# [Exercise description]
The entries below should be given again exactly, minus their pictures.

BEGIN Data for the task

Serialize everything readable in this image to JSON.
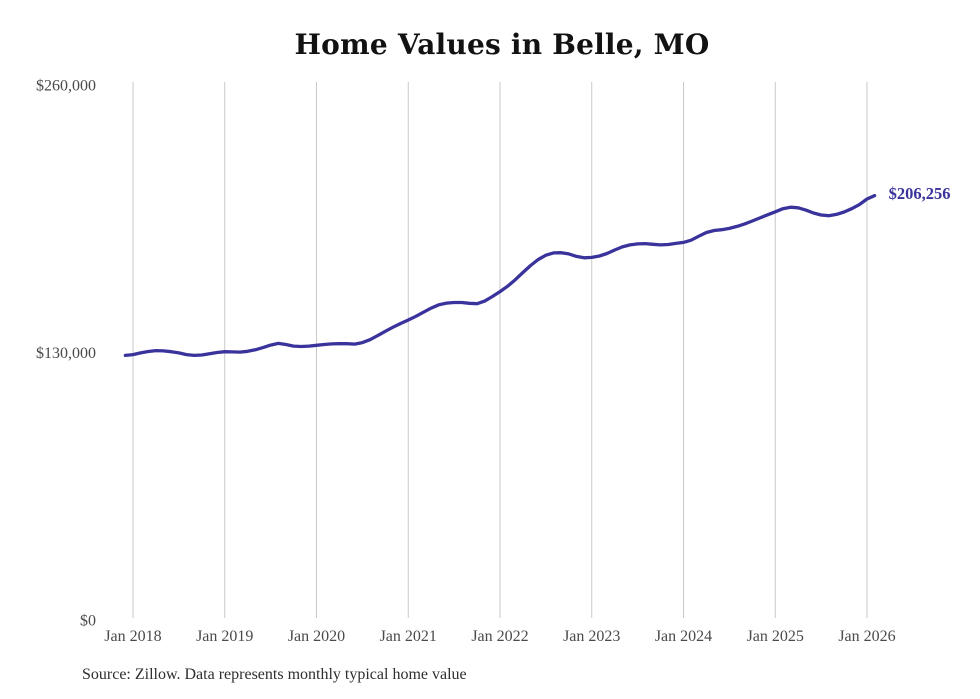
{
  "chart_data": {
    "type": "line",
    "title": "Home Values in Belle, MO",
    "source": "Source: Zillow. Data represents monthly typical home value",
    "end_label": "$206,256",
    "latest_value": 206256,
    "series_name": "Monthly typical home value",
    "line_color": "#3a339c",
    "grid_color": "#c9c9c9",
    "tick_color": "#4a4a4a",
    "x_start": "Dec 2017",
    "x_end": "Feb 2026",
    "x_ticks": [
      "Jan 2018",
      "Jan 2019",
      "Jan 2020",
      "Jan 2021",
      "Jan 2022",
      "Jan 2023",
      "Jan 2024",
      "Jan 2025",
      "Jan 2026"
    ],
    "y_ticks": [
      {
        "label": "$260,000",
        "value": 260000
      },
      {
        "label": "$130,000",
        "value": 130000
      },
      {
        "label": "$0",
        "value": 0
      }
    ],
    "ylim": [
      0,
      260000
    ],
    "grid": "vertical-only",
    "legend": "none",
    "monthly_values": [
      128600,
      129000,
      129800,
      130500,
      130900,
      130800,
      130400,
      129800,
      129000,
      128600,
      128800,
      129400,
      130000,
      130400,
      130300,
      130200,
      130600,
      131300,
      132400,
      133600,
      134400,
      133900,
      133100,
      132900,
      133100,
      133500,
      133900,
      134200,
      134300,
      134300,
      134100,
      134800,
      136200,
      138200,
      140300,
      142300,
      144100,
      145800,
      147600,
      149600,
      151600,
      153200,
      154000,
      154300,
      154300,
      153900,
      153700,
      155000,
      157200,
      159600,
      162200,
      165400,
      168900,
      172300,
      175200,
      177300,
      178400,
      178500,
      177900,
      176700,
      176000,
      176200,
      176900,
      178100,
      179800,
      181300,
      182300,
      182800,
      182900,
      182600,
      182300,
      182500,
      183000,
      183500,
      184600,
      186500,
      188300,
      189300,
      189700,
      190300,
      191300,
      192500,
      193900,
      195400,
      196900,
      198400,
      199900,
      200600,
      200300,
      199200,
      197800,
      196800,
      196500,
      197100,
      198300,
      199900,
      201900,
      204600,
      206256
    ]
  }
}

END Data for the task

# [Exercise solution]
Serialize everything readable in this image to JSON.
{
  "chart_data": {
    "type": "line",
    "title": "Home Values in Belle, MO",
    "source": "Source: Zillow. Data represents monthly typical home value",
    "end_label": "$206,256",
    "latest_value": 206256,
    "series_name": "Monthly typical home value",
    "line_color": "#3a339c",
    "grid_color": "#c9c9c9",
    "tick_color": "#4a4a4a",
    "x_start": "Dec 2017",
    "x_end": "Feb 2026",
    "x_ticks": [
      "Jan 2018",
      "Jan 2019",
      "Jan 2020",
      "Jan 2021",
      "Jan 2022",
      "Jan 2023",
      "Jan 2024",
      "Jan 2025",
      "Jan 2026"
    ],
    "y_ticks": [
      {
        "label": "$260,000",
        "value": 260000
      },
      {
        "label": "$130,000",
        "value": 130000
      },
      {
        "label": "$0",
        "value": 0
      }
    ],
    "ylim": [
      0,
      260000
    ],
    "grid": "vertical-only",
    "legend": "none",
    "monthly_values": [
      128600,
      129000,
      129800,
      130500,
      130900,
      130800,
      130400,
      129800,
      129000,
      128600,
      128800,
      129400,
      130000,
      130400,
      130300,
      130200,
      130600,
      131300,
      132400,
      133600,
      134400,
      133900,
      133100,
      132900,
      133100,
      133500,
      133900,
      134200,
      134300,
      134300,
      134100,
      134800,
      136200,
      138200,
      140300,
      142300,
      144100,
      145800,
      147600,
      149600,
      151600,
      153200,
      154000,
      154300,
      154300,
      153900,
      153700,
      155000,
      157200,
      159600,
      162200,
      165400,
      168900,
      172300,
      175200,
      177300,
      178400,
      178500,
      177900,
      176700,
      176000,
      176200,
      176900,
      178100,
      179800,
      181300,
      182300,
      182800,
      182900,
      182600,
      182300,
      182500,
      183000,
      183500,
      184600,
      186500,
      188300,
      189300,
      189700,
      190300,
      191300,
      192500,
      193900,
      195400,
      196900,
      198400,
      199900,
      200600,
      200300,
      199200,
      197800,
      196800,
      196500,
      197100,
      198300,
      199900,
      201900,
      204600,
      206256
    ]
  }
}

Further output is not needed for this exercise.